▶ **DATA FOR THE TASK**
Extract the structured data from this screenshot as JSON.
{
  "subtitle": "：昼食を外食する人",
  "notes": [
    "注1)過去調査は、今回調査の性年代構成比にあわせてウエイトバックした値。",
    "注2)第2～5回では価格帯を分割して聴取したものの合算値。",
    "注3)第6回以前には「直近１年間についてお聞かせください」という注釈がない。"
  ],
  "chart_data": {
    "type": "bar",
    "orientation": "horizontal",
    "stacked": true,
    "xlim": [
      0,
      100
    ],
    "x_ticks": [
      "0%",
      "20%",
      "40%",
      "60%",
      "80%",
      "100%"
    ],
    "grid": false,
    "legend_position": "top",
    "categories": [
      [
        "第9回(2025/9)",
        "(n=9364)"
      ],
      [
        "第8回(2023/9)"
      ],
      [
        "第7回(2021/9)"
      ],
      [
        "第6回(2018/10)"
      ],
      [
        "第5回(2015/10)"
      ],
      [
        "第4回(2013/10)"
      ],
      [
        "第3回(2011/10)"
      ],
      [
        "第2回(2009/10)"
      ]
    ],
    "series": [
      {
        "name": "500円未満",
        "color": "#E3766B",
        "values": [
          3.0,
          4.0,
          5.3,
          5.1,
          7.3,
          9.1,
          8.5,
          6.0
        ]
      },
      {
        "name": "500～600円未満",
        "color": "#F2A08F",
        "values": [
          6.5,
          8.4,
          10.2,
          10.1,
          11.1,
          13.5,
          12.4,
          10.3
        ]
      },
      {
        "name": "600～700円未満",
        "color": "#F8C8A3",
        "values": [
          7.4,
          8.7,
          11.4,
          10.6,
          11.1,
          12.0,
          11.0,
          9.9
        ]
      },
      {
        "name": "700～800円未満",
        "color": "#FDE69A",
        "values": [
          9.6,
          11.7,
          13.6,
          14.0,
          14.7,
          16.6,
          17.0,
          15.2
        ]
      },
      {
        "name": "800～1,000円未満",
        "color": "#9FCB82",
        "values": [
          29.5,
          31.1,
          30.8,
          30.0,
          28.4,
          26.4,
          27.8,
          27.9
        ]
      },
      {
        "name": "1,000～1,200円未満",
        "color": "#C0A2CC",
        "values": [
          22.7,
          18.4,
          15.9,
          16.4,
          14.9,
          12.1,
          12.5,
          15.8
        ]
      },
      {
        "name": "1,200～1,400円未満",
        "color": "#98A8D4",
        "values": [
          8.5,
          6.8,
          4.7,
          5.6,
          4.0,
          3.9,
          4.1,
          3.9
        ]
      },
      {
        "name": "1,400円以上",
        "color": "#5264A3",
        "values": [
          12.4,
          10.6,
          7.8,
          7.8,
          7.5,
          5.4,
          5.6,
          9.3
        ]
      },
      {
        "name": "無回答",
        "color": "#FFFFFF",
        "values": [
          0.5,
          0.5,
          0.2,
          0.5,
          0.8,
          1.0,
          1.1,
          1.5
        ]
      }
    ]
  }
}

▶ **YOUR OBJECTIVE**
Which lines include the word "name"? List them all.

▶ **EXPECTED ANSWER**
        "name": "500円未満",
        "name": "500～600円未満",
        "name": "600～700円未満",
        "name": "700～800円未満",
        "name": "800～1,000円未満",
        "name": "1,000～1,200円未満",
        "name": "1,200～1,400円未満",
        "name": "1,400円以上",
        "name": "無回答",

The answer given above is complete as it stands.